--- begin MATERIAL SHOWN ---
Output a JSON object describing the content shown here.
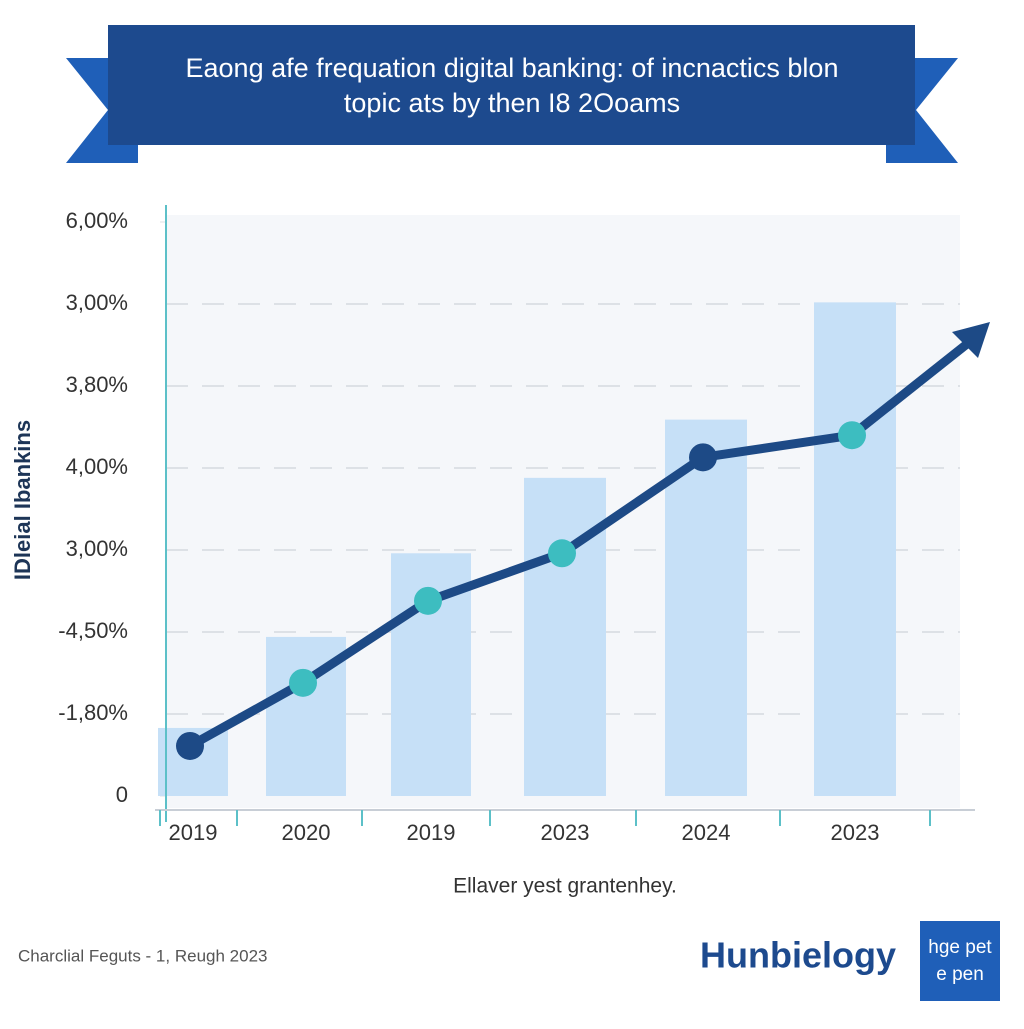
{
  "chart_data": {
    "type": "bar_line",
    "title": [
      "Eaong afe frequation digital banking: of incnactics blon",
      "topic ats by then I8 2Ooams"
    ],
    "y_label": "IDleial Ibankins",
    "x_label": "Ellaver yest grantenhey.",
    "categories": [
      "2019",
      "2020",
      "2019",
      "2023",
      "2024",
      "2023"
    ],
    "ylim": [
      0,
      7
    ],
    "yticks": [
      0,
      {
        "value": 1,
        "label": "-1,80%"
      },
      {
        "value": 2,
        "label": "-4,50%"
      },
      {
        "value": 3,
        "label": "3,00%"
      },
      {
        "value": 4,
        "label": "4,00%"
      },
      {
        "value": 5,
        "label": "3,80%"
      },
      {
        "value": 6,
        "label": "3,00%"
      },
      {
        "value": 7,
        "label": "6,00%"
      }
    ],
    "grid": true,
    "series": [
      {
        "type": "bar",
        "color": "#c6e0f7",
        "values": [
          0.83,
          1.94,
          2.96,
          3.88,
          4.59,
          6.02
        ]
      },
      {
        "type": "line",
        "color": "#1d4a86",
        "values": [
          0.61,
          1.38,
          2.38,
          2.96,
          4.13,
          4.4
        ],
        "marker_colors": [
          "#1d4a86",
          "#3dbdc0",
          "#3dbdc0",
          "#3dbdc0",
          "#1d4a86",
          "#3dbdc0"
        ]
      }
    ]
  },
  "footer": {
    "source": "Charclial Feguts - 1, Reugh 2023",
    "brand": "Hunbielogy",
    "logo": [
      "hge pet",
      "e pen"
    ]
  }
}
--- end MATERIAL SHOWN ---
--- begin MATERIAL SHOWN ---
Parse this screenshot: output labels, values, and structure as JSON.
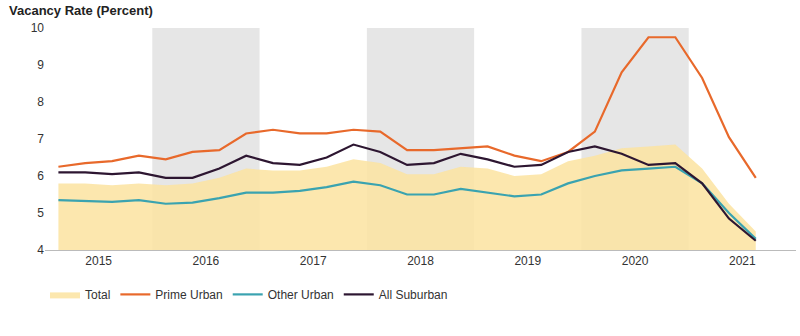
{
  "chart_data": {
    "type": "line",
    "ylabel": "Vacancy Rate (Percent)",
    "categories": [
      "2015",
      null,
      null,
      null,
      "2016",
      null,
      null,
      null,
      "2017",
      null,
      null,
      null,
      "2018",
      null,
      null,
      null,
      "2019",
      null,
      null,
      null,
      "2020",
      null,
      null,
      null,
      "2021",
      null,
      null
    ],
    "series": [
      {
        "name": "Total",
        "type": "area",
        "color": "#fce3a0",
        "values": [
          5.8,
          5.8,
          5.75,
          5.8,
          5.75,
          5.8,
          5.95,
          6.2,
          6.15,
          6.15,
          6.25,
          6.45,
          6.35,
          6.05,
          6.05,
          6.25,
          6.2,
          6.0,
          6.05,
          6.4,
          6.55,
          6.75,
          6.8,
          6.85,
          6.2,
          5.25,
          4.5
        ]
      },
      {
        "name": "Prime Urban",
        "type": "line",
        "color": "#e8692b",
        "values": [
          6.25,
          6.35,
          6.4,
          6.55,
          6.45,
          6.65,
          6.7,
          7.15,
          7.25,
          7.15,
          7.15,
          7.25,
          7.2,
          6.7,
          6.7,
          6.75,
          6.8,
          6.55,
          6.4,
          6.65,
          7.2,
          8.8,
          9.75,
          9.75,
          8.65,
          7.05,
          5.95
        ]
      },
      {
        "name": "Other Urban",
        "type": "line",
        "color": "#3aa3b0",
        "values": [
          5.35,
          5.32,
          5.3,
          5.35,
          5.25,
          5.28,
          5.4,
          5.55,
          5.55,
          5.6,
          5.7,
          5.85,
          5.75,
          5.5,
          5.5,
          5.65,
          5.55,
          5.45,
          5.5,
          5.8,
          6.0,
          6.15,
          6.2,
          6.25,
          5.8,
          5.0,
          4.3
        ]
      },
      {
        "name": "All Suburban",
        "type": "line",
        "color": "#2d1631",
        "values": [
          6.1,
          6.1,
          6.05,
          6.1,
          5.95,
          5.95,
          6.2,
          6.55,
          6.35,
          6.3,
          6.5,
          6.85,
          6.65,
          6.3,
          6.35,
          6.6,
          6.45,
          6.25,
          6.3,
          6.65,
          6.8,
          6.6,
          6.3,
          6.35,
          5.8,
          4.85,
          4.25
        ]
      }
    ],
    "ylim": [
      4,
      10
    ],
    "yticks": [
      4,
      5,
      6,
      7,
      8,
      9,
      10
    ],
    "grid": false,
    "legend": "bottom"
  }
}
--- end MATERIAL SHOWN ---
WHAT IS NEEDED: Whenever "JSON" turns up in a line, pick that line out.

SOLUTION FOR THIS EXERCISE:
Output a JSON object describing the content shown here.
Parse this screenshot: output labels, values, and structure as JSON.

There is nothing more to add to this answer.